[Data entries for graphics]
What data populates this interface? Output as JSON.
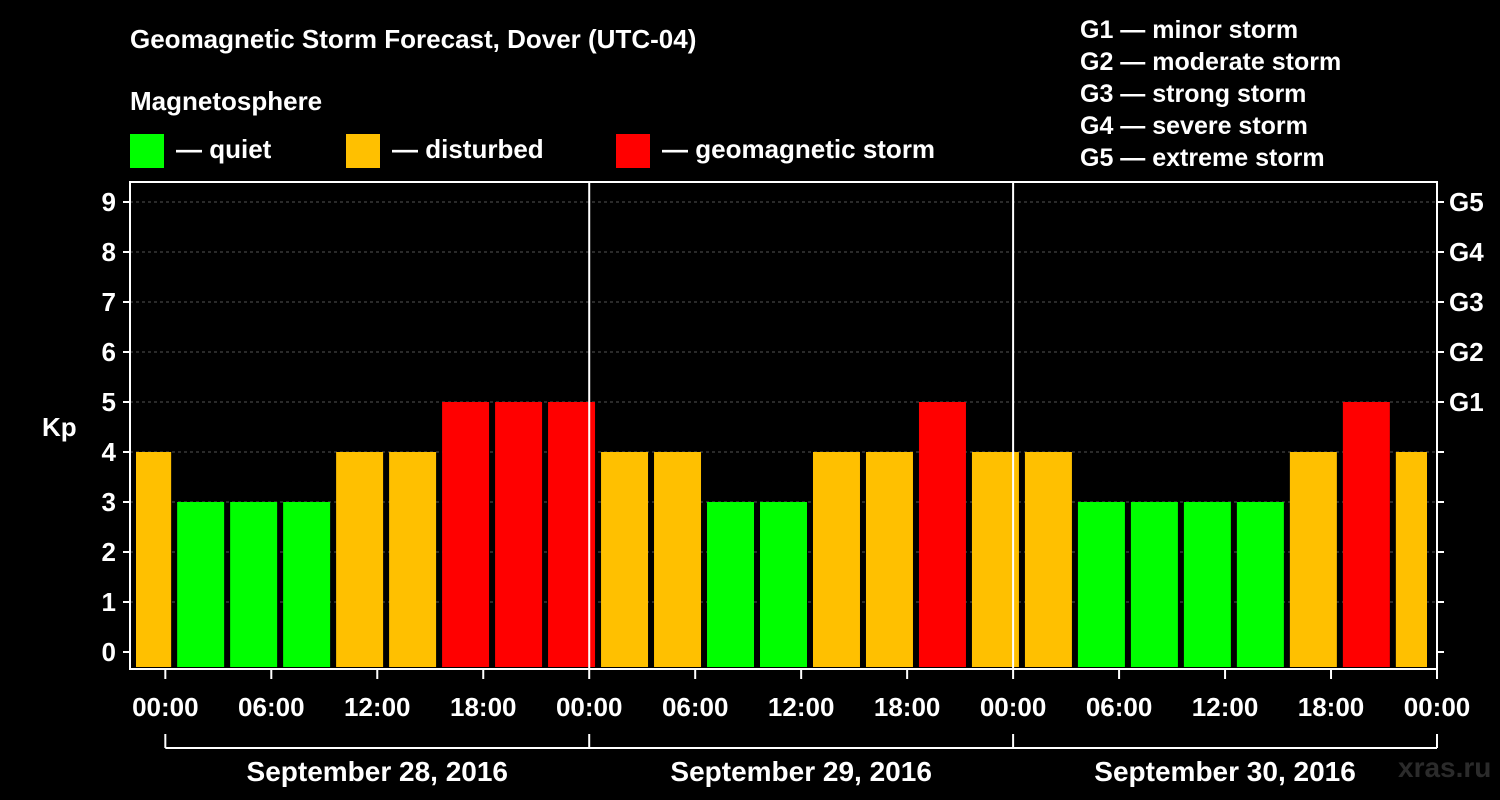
{
  "chart_data": {
    "type": "bar",
    "title": "Geomagnetic Storm Forecast, Dover (UTC-04)",
    "subtitle": "Magnetosphere",
    "ylabel": "Kp",
    "ylim": [
      0,
      9
    ],
    "yticks": [
      "0",
      "1",
      "2",
      "3",
      "4",
      "5",
      "6",
      "7",
      "8",
      "9"
    ],
    "right_ticks": [
      {
        "kp": 5,
        "label": "G1"
      },
      {
        "kp": 6,
        "label": "G2"
      },
      {
        "kp": 7,
        "label": "G3"
      },
      {
        "kp": 8,
        "label": "G4"
      },
      {
        "kp": 9,
        "label": "G5"
      }
    ],
    "legend": [
      {
        "label": "— quiet",
        "color": "#00ff00"
      },
      {
        "label": "— disturbed",
        "color": "#ffc000"
      },
      {
        "label": "— geomagnetic storm",
        "color": "#ff0000"
      }
    ],
    "storm_scale": [
      "G1 — minor storm",
      "G2 — moderate storm",
      "G3 — strong storm",
      "G4 — severe storm",
      "G5 — extreme storm"
    ],
    "xticks": [
      "00:00",
      "06:00",
      "12:00",
      "18:00",
      "00:00",
      "06:00",
      "12:00",
      "18:00",
      "00:00",
      "06:00",
      "12:00",
      "18:00",
      "00:00"
    ],
    "days": [
      "September 28, 2016",
      "September 29, 2016",
      "September 30, 2016"
    ],
    "time_range_hours": [
      -2,
      72
    ],
    "series": [
      {
        "interval_hours": 3,
        "start_hours": -1,
        "values": [
          4,
          3,
          3,
          3,
          4,
          4,
          5,
          5,
          5,
          4,
          4,
          3,
          3,
          4,
          4,
          5,
          4,
          4,
          3,
          3,
          3,
          3,
          4,
          5,
          4
        ],
        "classes": [
          "disturbed",
          "quiet",
          "quiet",
          "quiet",
          "disturbed",
          "disturbed",
          "storm",
          "storm",
          "storm",
          "disturbed",
          "disturbed",
          "quiet",
          "quiet",
          "disturbed",
          "disturbed",
          "storm",
          "disturbed",
          "disturbed",
          "quiet",
          "quiet",
          "quiet",
          "quiet",
          "disturbed",
          "storm",
          "disturbed"
        ]
      }
    ],
    "colors": {
      "quiet": "#00ff00",
      "disturbed": "#ffc000",
      "storm": "#ff0000"
    },
    "grid": true,
    "watermark": "xras.ru"
  }
}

(EXERCISE) In the entries above, locate every line with the word "September" and copy it.

(RESPONSE)
      "September 28, 2016",
      "September 29, 2016",
      "September 30, 2016"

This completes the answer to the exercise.